### Raw records
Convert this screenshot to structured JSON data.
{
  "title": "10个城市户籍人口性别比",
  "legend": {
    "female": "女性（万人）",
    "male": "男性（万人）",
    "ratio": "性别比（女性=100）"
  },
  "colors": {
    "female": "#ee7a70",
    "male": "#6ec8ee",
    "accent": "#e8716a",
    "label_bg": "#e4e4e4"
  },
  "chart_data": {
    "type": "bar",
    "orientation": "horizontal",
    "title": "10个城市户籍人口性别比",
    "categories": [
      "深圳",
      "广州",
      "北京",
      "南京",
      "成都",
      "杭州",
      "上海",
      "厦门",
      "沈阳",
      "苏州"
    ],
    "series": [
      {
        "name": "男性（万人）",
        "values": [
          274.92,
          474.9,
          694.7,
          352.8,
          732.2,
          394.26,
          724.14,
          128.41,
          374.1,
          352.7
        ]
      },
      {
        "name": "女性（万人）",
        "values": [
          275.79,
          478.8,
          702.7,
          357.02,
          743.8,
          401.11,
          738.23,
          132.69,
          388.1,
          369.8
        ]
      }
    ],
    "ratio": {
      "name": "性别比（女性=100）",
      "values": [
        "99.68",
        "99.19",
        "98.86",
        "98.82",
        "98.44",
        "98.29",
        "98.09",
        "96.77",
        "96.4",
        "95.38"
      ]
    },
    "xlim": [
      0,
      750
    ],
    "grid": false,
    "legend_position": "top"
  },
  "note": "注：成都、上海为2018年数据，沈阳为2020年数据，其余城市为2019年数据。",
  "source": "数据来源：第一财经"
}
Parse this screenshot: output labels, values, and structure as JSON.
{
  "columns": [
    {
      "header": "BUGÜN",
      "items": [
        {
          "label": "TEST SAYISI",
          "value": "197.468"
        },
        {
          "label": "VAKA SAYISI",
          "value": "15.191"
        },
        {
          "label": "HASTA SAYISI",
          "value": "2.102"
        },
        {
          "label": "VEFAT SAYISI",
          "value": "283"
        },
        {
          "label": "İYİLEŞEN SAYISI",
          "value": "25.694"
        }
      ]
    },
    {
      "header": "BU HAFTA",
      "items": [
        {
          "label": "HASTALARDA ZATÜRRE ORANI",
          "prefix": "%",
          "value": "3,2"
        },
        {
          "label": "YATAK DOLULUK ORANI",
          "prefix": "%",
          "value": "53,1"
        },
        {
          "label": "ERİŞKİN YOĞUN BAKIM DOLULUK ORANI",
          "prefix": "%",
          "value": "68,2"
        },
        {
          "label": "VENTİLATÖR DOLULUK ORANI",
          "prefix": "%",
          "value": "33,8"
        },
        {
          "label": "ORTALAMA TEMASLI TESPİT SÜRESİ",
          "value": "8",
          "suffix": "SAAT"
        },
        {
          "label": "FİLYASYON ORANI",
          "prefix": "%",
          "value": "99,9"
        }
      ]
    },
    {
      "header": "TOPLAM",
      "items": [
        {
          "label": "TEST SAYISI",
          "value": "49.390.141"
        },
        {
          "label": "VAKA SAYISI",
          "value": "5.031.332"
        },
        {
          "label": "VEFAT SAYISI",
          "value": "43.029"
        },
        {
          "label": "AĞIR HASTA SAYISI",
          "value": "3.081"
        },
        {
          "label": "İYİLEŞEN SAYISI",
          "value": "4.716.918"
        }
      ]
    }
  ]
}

### Challenge
Return every line holding the word "DOLULUK" from the records.

### Response to this task
          "label": "YATAK DOLULUK ORANI",
          "label": "ERİŞKİN YOĞUN BAKIM DOLULUK ORANI",
          "label": "VENTİLATÖR DOLULUK ORANI",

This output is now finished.